**Prompt:** Make an exact copy of the entries below with the pictures removed.

**Data supplied:**
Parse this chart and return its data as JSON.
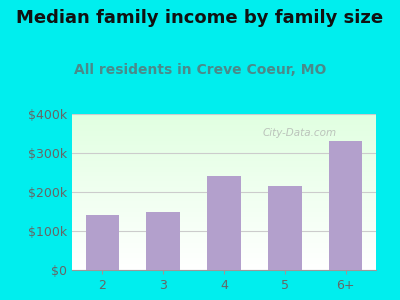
{
  "title": "Median family income by family size",
  "subtitle": "All residents in Creve Coeur, MO",
  "categories": [
    "2",
    "3",
    "4",
    "5",
    "6+"
  ],
  "values": [
    140000,
    150000,
    240000,
    215000,
    330000
  ],
  "bar_color": "#b3a0cc",
  "background_outer": "#00eeee",
  "ylim": [
    0,
    400000
  ],
  "yticks": [
    0,
    100000,
    200000,
    300000,
    400000
  ],
  "ytick_labels": [
    "$0",
    "$100k",
    "$200k",
    "$300k",
    "$400k"
  ],
  "title_fontsize": 13,
  "subtitle_fontsize": 10,
  "title_color": "#111111",
  "subtitle_color": "#4a8a8a",
  "tick_color": "#666666",
  "watermark": "City-Data.com",
  "grid_color": "#cccccc"
}
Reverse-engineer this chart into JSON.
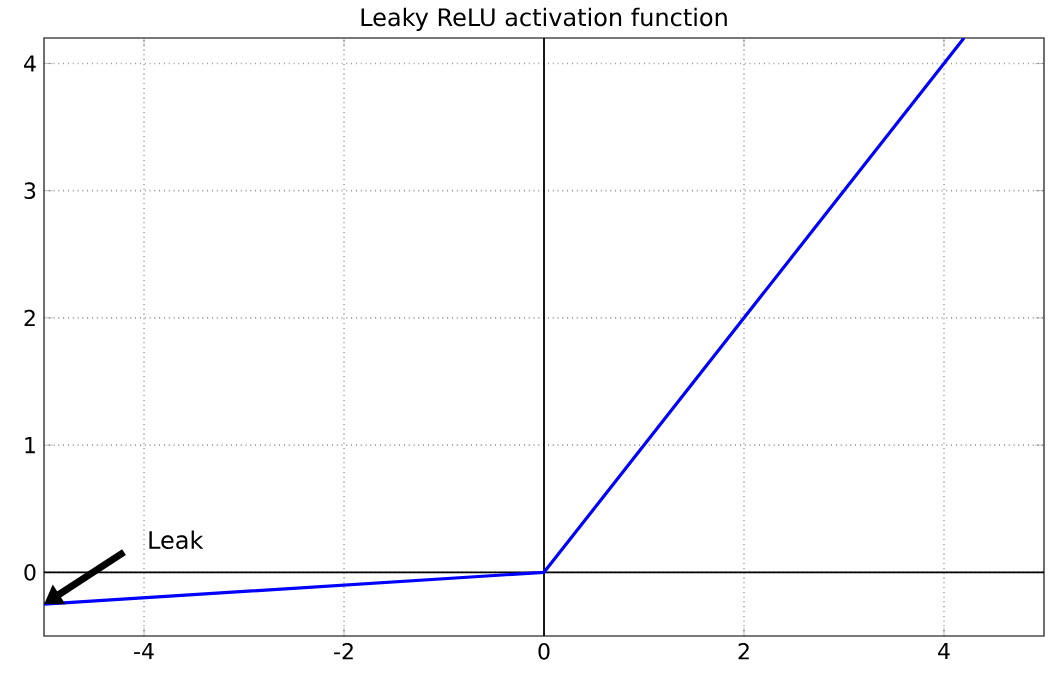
{
  "chart_data": {
    "type": "line",
    "title": "Leaky ReLU activation function",
    "x": [
      -5,
      0,
      4.2
    ],
    "series": [
      {
        "color": "#000000",
        "x": [
          -5,
          5
        ],
        "values": [
          0,
          0
        ]
      },
      {
        "color": "#000000",
        "x": [
          0,
          0
        ],
        "values": [
          -0.5,
          4.2
        ]
      },
      {
        "color": "#0000ff",
        "values": [
          -0.25,
          0,
          4.2
        ]
      }
    ],
    "xlim": [
      -5,
      5
    ],
    "ylim": [
      -0.5,
      4.2
    ],
    "xticks": [
      -4,
      -2,
      0,
      2,
      4
    ],
    "yticks": [
      0,
      1,
      2,
      3,
      4
    ],
    "grid": true,
    "marker": "none",
    "line_style": "solid",
    "annotations": [
      {
        "text": "Leak",
        "x": -5,
        "y": -0.25
      }
    ]
  }
}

**Exercise solution:**
Parse this chart and return its data as JSON.
{
  "title": "Median family income by family size",
  "subtitle": "All residents in Creve Coeur, MO",
  "categories": [
    "2",
    "3",
    "4",
    "5",
    "6+"
  ],
  "values": [
    140000,
    150000,
    240000,
    215000,
    330000
  ],
  "bar_color": "#b3a0cc",
  "background_outer": "#00eeee",
  "ylim": [
    0,
    400000
  ],
  "yticks": [
    0,
    100000,
    200000,
    300000,
    400000
  ],
  "ytick_labels": [
    "$0",
    "$100k",
    "$200k",
    "$300k",
    "$400k"
  ],
  "title_fontsize": 13,
  "subtitle_fontsize": 10,
  "title_color": "#111111",
  "subtitle_color": "#4a8a8a",
  "tick_color": "#666666",
  "watermark": "City-Data.com",
  "grid_color": "#cccccc"
}
Reverse-engineer this chart into JSON.
{
  "chart_data": {
    "type": "line",
    "title": "Leaky ReLU activation function",
    "x": [
      -5,
      0,
      4.2
    ],
    "series": [
      {
        "color": "#000000",
        "x": [
          -5,
          5
        ],
        "values": [
          0,
          0
        ]
      },
      {
        "color": "#000000",
        "x": [
          0,
          0
        ],
        "values": [
          -0.5,
          4.2
        ]
      },
      {
        "color": "#0000ff",
        "values": [
          -0.25,
          0,
          4.2
        ]
      }
    ],
    "xlim": [
      -5,
      5
    ],
    "ylim": [
      -0.5,
      4.2
    ],
    "xticks": [
      -4,
      -2,
      0,
      2,
      4
    ],
    "yticks": [
      0,
      1,
      2,
      3,
      4
    ],
    "grid": true,
    "marker": "none",
    "line_style": "solid",
    "annotations": [
      {
        "text": "Leak",
        "x": -5,
        "y": -0.25
      }
    ]
  }
}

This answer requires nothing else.